EXERCISE REQUIREMENTS:
Look through the data for the string "электрическим". Copy every line where it is found.

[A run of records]
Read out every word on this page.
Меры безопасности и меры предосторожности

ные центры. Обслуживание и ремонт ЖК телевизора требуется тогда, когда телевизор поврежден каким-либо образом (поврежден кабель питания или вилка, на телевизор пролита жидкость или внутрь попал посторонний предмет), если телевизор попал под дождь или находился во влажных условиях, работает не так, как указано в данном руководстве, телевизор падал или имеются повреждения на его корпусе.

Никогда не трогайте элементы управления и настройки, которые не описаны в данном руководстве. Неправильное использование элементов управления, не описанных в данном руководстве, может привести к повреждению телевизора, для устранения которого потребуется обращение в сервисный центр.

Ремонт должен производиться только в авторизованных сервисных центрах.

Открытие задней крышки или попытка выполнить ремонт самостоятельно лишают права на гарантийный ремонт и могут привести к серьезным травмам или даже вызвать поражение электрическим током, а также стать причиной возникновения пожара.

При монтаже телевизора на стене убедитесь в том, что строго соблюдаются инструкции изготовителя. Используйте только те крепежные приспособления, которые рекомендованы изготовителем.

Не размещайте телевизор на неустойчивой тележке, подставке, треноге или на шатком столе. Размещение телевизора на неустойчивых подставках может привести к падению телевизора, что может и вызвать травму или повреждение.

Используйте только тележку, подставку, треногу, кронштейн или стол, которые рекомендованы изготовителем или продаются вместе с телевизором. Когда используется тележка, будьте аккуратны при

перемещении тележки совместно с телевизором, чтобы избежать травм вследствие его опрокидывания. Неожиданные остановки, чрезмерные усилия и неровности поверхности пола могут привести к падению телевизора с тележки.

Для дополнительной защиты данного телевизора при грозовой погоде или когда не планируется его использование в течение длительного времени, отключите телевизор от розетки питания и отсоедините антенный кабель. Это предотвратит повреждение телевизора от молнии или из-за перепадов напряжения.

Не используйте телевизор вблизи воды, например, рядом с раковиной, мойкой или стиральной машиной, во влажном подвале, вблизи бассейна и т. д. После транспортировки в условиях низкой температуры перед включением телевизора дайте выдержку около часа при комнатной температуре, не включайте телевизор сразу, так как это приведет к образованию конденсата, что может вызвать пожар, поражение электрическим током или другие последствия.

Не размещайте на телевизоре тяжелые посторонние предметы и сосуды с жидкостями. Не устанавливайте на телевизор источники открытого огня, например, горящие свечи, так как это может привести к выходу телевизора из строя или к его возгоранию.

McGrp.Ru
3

SOLUTION TO THIS TASK:
Открытие задней крышки или попытка выполнить ремонт самостоятельно лишают права на гарантийный ремонт и могут привести к серьезным травмам или даже вызвать поражение электрическим током, а также стать причиной возникновения пожара.
Не используйте телевизор вблизи воды, например, рядом с раковиной, мойкой или стиральной машиной, во влажном подвале, вблизи бассейна и т. д. После транспортировки в условиях низкой температуры перед включением телевизора дайте выдержку около часа при комнатной температуре, не включайте телевизор сразу, так как это приведет к образованию конденсата, что может вызвать пожар, поражение электрическим током или другие последствия.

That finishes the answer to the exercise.